Recorded data:
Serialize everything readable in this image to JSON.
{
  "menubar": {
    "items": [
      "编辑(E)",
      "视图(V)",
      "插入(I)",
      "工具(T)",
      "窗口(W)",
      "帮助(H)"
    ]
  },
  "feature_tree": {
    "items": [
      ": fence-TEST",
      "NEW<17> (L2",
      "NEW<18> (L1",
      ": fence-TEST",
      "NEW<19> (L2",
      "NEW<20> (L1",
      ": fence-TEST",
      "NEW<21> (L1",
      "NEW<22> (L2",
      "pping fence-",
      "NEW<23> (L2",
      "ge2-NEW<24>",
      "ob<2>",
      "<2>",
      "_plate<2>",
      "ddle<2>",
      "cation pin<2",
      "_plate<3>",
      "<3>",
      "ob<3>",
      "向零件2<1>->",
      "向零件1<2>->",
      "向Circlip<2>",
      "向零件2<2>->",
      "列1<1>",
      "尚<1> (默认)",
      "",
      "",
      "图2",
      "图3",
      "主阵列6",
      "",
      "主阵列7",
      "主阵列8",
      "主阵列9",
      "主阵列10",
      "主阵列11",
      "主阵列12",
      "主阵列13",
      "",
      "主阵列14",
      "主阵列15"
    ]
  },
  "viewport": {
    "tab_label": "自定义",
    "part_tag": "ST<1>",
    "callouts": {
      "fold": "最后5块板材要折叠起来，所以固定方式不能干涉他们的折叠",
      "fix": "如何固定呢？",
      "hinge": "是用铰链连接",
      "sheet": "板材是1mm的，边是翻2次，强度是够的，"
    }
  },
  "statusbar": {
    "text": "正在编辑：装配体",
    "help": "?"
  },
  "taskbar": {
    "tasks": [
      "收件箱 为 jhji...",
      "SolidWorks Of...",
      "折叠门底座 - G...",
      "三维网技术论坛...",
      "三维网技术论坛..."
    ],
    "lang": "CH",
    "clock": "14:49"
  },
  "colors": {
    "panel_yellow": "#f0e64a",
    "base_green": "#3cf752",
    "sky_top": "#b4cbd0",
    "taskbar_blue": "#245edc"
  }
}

Direction: Restate each record exactly as written.

The reply:
Serialize everything readable in this image to JSON.
{
  "menubar": {
    "items": [
      "编辑(E)",
      "视图(V)",
      "插入(I)",
      "工具(T)",
      "窗口(W)",
      "帮助(H)"
    ]
  },
  "feature_tree": {
    "items": [
      ": fence-TEST",
      "NEW<17> (L2",
      "NEW<18> (L1",
      ": fence-TEST",
      "NEW<19> (L2",
      "NEW<20> (L1",
      ": fence-TEST",
      "NEW<21> (L1",
      "NEW<22> (L2",
      "pping fence-",
      "NEW<23> (L2",
      "ge2-NEW<24>",
      "ob<2>",
      "<2>",
      "_plate<2>",
      "ddle<2>",
      "cation pin<2",
      "_plate<3>",
      "<3>",
      "ob<3>",
      "向零件2<1>->",
      "向零件1<2>->",
      "向Circlip<2>",
      "向零件2<2>->",
      "列1<1>",
      "尚<1> (默认)",
      "",
      "",
      "图2",
      "图3",
      "主阵列6",
      "",
      "主阵列7",
      "主阵列8",
      "主阵列9",
      "主阵列10",
      "主阵列11",
      "主阵列12",
      "主阵列13",
      "",
      "主阵列14",
      "主阵列15"
    ]
  },
  "viewport": {
    "tab_label": "自定义",
    "part_tag": "ST<1>",
    "callouts": {
      "fold": "最后5块板材要折叠起来，所以固定方式不能干涉他们的折叠",
      "fix": "如何固定呢？",
      "hinge": "是用铰链连接",
      "sheet": "板材是1mm的，边是翻2次，强度是够的，"
    }
  },
  "statusbar": {
    "text": "正在编辑：装配体",
    "help": "?"
  },
  "taskbar": {
    "tasks": [
      "收件箱 为 jhji...",
      "SolidWorks Of...",
      "折叠门底座 - G...",
      "三维网技术论坛...",
      "三维网技术论坛..."
    ],
    "lang": "CH",
    "clock": "14:49"
  },
  "colors": {
    "panel_yellow": "#f0e64a",
    "base_green": "#3cf752",
    "sky_top": "#b4cbd0",
    "taskbar_blue": "#245edc"
  }
}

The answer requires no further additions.